▶ **Problem details**:
Repeat the lines that follow, leaving nothing out.

------ Provided entries

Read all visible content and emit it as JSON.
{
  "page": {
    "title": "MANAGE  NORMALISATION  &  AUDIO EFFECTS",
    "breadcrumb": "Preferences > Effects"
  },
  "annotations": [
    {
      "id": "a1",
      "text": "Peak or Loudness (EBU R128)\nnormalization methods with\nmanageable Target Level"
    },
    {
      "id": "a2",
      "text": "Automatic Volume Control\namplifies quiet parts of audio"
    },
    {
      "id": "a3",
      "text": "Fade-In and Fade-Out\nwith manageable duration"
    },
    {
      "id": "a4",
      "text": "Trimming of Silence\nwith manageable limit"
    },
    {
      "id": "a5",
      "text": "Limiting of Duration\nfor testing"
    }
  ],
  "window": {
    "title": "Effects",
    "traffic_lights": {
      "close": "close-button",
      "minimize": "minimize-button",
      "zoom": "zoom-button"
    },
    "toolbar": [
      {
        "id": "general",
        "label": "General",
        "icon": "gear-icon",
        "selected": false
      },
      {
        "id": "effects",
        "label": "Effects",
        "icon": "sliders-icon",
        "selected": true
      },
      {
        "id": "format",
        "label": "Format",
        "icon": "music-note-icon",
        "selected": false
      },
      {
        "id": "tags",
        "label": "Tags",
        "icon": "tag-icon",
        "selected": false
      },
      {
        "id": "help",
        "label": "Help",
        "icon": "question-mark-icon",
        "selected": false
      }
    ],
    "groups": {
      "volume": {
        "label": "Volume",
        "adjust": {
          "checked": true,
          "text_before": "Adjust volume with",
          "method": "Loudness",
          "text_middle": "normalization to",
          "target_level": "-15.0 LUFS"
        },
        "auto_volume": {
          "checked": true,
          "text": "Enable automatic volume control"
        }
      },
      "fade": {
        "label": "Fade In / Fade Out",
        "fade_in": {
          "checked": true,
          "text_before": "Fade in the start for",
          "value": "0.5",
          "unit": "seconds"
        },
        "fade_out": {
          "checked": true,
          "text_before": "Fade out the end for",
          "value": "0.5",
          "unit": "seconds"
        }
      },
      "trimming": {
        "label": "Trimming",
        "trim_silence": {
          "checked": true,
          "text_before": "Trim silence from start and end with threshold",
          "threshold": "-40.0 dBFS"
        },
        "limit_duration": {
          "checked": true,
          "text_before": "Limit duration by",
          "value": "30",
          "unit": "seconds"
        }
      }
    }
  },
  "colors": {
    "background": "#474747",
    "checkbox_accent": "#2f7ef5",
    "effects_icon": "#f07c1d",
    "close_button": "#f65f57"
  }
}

------------

▶ **Full output**:
Read all visible content and emit it as JSON.
{
  "page": {
    "title": "MANAGE  NORMALISATION  &  AUDIO EFFECTS",
    "breadcrumb": "Preferences > Effects"
  },
  "annotations": [
    {
      "id": "a1",
      "text": "Peak or Loudness (EBU R128)\nnormalization methods with\nmanageable Target Level"
    },
    {
      "id": "a2",
      "text": "Automatic Volume Control\namplifies quiet parts of audio"
    },
    {
      "id": "a3",
      "text": "Fade-In and Fade-Out\nwith manageable duration"
    },
    {
      "id": "a4",
      "text": "Trimming of Silence\nwith manageable limit"
    },
    {
      "id": "a5",
      "text": "Limiting of Duration\nfor testing"
    }
  ],
  "window": {
    "title": "Effects",
    "traffic_lights": {
      "close": "close-button",
      "minimize": "minimize-button",
      "zoom": "zoom-button"
    },
    "toolbar": [
      {
        "id": "general",
        "label": "General",
        "icon": "gear-icon",
        "selected": false
      },
      {
        "id": "effects",
        "label": "Effects",
        "icon": "sliders-icon",
        "selected": true
      },
      {
        "id": "format",
        "label": "Format",
        "icon": "music-note-icon",
        "selected": false
      },
      {
        "id": "tags",
        "label": "Tags",
        "icon": "tag-icon",
        "selected": false
      },
      {
        "id": "help",
        "label": "Help",
        "icon": "question-mark-icon",
        "selected": false
      }
    ],
    "groups": {
      "volume": {
        "label": "Volume",
        "adjust": {
          "checked": true,
          "text_before": "Adjust volume with",
          "method": "Loudness",
          "text_middle": "normalization to",
          "target_level": "-15.0 LUFS"
        },
        "auto_volume": {
          "checked": true,
          "text": "Enable automatic volume control"
        }
      },
      "fade": {
        "label": "Fade In / Fade Out",
        "fade_in": {
          "checked": true,
          "text_before": "Fade in the start for",
          "value": "0.5",
          "unit": "seconds"
        },
        "fade_out": {
          "checked": true,
          "text_before": "Fade out the end for",
          "value": "0.5",
          "unit": "seconds"
        }
      },
      "trimming": {
        "label": "Trimming",
        "trim_silence": {
          "checked": true,
          "text_before": "Trim silence from start and end with threshold",
          "threshold": "-40.0 dBFS"
        },
        "limit_duration": {
          "checked": true,
          "text_before": "Limit duration by",
          "value": "30",
          "unit": "seconds"
        }
      }
    }
  },
  "colors": {
    "background": "#474747",
    "checkbox_accent": "#2f7ef5",
    "effects_icon": "#f07c1d",
    "close_button": "#f65f57"
  }
}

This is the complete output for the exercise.